[What the task asks] Write out every entry exactly as it appears.

[Record list]
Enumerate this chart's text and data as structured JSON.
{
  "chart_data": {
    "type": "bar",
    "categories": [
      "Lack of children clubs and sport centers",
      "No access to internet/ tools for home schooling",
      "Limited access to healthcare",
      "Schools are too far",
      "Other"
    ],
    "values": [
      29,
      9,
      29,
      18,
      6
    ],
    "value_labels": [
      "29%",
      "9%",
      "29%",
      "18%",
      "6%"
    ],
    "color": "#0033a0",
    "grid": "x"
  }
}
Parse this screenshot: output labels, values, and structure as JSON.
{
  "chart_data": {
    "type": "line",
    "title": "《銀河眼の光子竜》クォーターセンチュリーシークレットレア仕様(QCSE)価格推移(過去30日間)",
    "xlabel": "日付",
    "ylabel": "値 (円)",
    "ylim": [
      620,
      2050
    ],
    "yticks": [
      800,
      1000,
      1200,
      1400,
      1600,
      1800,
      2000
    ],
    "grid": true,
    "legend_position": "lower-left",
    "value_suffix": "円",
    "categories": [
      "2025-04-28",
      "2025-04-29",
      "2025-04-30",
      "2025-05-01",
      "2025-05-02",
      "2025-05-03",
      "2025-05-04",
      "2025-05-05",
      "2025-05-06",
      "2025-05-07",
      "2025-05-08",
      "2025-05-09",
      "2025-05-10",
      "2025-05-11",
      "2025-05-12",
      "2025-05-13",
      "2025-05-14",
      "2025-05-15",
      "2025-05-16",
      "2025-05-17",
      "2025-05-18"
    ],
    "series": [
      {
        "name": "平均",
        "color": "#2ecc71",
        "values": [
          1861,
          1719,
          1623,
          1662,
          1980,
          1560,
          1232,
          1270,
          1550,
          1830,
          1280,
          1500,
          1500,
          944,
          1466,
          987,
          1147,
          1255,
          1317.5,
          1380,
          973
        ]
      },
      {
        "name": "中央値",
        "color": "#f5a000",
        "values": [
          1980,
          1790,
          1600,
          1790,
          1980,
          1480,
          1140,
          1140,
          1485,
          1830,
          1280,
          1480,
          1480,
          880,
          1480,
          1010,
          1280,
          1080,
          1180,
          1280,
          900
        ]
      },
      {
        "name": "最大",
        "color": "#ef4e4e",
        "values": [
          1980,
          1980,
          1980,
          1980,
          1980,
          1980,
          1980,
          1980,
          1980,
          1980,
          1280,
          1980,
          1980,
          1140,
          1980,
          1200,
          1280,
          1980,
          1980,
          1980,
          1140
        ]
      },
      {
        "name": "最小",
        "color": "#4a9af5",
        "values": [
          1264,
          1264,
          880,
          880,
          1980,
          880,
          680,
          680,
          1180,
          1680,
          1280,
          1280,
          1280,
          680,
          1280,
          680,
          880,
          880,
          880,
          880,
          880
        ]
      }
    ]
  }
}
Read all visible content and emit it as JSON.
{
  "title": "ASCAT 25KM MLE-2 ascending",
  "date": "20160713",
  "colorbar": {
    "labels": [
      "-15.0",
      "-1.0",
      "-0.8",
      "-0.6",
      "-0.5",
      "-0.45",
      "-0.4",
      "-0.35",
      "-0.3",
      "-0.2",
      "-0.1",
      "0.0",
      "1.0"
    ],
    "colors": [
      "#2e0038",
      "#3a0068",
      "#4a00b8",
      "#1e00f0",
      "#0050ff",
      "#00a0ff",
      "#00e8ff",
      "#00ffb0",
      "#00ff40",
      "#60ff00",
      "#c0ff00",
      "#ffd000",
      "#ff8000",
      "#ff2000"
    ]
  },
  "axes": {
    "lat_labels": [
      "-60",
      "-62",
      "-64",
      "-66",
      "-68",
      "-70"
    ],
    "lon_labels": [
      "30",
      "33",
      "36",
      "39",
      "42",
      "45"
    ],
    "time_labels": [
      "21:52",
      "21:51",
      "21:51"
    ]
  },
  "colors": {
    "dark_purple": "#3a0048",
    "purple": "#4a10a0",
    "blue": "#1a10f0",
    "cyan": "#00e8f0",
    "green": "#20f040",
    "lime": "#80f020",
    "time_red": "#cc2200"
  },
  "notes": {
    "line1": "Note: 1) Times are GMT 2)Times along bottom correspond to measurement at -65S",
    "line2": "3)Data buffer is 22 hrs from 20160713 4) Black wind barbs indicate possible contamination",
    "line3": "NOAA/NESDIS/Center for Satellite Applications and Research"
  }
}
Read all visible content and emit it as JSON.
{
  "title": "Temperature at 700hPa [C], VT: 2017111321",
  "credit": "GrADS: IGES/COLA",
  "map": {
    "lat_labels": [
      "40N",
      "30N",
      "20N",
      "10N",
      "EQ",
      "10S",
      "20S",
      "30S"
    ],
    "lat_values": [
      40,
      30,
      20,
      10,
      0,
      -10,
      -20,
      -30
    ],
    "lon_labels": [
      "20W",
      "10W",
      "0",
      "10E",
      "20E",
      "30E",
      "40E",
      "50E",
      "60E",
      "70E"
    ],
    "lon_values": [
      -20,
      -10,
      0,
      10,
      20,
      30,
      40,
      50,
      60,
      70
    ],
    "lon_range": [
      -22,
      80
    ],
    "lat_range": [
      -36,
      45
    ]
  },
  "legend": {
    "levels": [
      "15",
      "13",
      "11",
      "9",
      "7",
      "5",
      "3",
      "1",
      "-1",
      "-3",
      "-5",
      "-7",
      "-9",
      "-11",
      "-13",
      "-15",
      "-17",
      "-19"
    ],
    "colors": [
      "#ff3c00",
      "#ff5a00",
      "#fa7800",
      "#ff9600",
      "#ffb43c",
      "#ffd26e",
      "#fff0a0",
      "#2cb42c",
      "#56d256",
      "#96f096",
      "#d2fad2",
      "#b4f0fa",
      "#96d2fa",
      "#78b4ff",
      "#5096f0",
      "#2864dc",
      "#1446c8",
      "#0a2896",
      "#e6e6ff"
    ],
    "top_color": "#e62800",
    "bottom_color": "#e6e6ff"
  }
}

[Worked answer]
Enumerate this chart's text and data as structured JSON.
{
  "chart_data": {
    "type": "bar",
    "categories": [
      "Lack of children clubs and sport centers",
      "No access to internet/ tools for home schooling",
      "Limited access to healthcare",
      "Schools are too far",
      "Other"
    ],
    "values": [
      29,
      9,
      29,
      18,
      6
    ],
    "value_labels": [
      "29%",
      "9%",
      "29%",
      "18%",
      "6%"
    ],
    "color": "#0033a0",
    "grid": "x"
  }
}
Parse this screenshot: output labels, values, and structure as JSON.
{
  "chart_data": {
    "type": "line",
    "title": "《銀河眼の光子竜》クォーターセンチュリーシークレットレア仕様(QCSE)価格推移(過去30日間)",
    "xlabel": "日付",
    "ylabel": "値 (円)",
    "ylim": [
      620,
      2050
    ],
    "yticks": [
      800,
      1000,
      1200,
      1400,
      1600,
      1800,
      2000
    ],
    "grid": true,
    "legend_position": "lower-left",
    "value_suffix": "円",
    "categories": [
      "2025-04-28",
      "2025-04-29",
      "2025-04-30",
      "2025-05-01",
      "2025-05-02",
      "2025-05-03",
      "2025-05-04",
      "2025-05-05",
      "2025-05-06",
      "2025-05-07",
      "2025-05-08",
      "2025-05-09",
      "2025-05-10",
      "2025-05-11",
      "2025-05-12",
      "2025-05-13",
      "2025-05-14",
      "2025-05-15",
      "2025-05-16",
      "2025-05-17",
      "2025-05-18"
    ],
    "series": [
      {
        "name": "平均",
        "color": "#2ecc71",
        "values": [
          1861,
          1719,
          1623,
          1662,
          1980,
          1560,
          1232,
          1270,
          1550,
          1830,
          1280,
          1500,
          1500,
          944,
          1466,
          987,
          1147,
          1255,
          1317.5,
          1380,
          973
        ]
      },
      {
        "name": "中央値",
        "color": "#f5a000",
        "values": [
          1980,
          1790,
          1600,
          1790,
          1980,
          1480,
          1140,
          1140,
          1485,
          1830,
          1280,
          1480,
          1480,
          880,
          1480,
          1010,
          1280,
          1080,
          1180,
          1280,
          900
        ]
      },
      {
        "name": "最大",
        "color": "#ef4e4e",
        "values": [
          1980,
          1980,
          1980,
          1980,
          1980,
          1980,
          1980,
          1980,
          1980,
          1980,
          1280,
          1980,
          1980,
          1140,
          1980,
          1200,
          1280,
          1980,
          1980,
          1980,
          1140
        ]
      },
      {
        "name": "最小",
        "color": "#4a9af5",
        "values": [
          1264,
          1264,
          880,
          880,
          1980,
          880,
          680,
          680,
          1180,
          1680,
          1280,
          1280,
          1280,
          680,
          1280,
          680,
          880,
          880,
          880,
          880,
          880
        ]
      }
    ]
  }
}
Read all visible content and emit it as JSON.
{
  "title": "ASCAT 25KM MLE-2 ascending",
  "date": "20160713",
  "colorbar": {
    "labels": [
      "-15.0",
      "-1.0",
      "-0.8",
      "-0.6",
      "-0.5",
      "-0.45",
      "-0.4",
      "-0.35",
      "-0.3",
      "-0.2",
      "-0.1",
      "0.0",
      "1.0"
    ],
    "colors": [
      "#2e0038",
      "#3a0068",
      "#4a00b8",
      "#1e00f0",
      "#0050ff",
      "#00a0ff",
      "#00e8ff",
      "#00ffb0",
      "#00ff40",
      "#60ff00",
      "#c0ff00",
      "#ffd000",
      "#ff8000",
      "#ff2000"
    ]
  },
  "axes": {
    "lat_labels": [
      "-60",
      "-62",
      "-64",
      "-66",
      "-68",
      "-70"
    ],
    "lon_labels": [
      "30",
      "33",
      "36",
      "39",
      "42",
      "45"
    ],
    "time_labels": [
      "21:52",
      "21:51",
      "21:51"
    ]
  },
  "colors": {
    "dark_purple": "#3a0048",
    "purple": "#4a10a0",
    "blue": "#1a10f0",
    "cyan": "#00e8f0",
    "green": "#20f040",
    "lime": "#80f020",
    "time_red": "#cc2200"
  },
  "notes": {
    "line1": "Note: 1) Times are GMT 2)Times along bottom correspond to measurement at -65S",
    "line2": "3)Data buffer is 22 hrs from 20160713 4) Black wind barbs indicate possible contamination",
    "line3": "NOAA/NESDIS/Center for Satellite Applications and Research"
  }
}
Read all visible content and emit it as JSON.
{
  "title": "Temperature at 700hPa [C], VT: 2017111321",
  "credit": "GrADS: IGES/COLA",
  "map": {
    "lat_labels": [
      "40N",
      "30N",
      "20N",
      "10N",
      "EQ",
      "10S",
      "20S",
      "30S"
    ],
    "lat_values": [
      40,
      30,
      20,
      10,
      0,
      -10,
      -20,
      -30
    ],
    "lon_labels": [
      "20W",
      "10W",
      "0",
      "10E",
      "20E",
      "30E",
      "40E",
      "50E",
      "60E",
      "70E"
    ],
    "lon_values": [
      -20,
      -10,
      0,
      10,
      20,
      30,
      40,
      50,
      60,
      70
    ],
    "lon_range": [
      -22,
      80
    ],
    "lat_range": [
      -36,
      45
    ]
  },
  "legend": {
    "levels": [
      "15",
      "13",
      "11",
      "9",
      "7",
      "5",
      "3",
      "1",
      "-1",
      "-3",
      "-5",
      "-7",
      "-9",
      "-11",
      "-13",
      "-15",
      "-17",
      "-19"
    ],
    "colors": [
      "#ff3c00",
      "#ff5a00",
      "#fa7800",
      "#ff9600",
      "#ffb43c",
      "#ffd26e",
      "#fff0a0",
      "#2cb42c",
      "#56d256",
      "#96f096",
      "#d2fad2",
      "#b4f0fa",
      "#96d2fa",
      "#78b4ff",
      "#5096f0",
      "#2864dc",
      "#1446c8",
      "#0a2896",
      "#e6e6ff"
    ],
    "top_color": "#e62800",
    "bottom_color": "#e6e6ff"
  }
}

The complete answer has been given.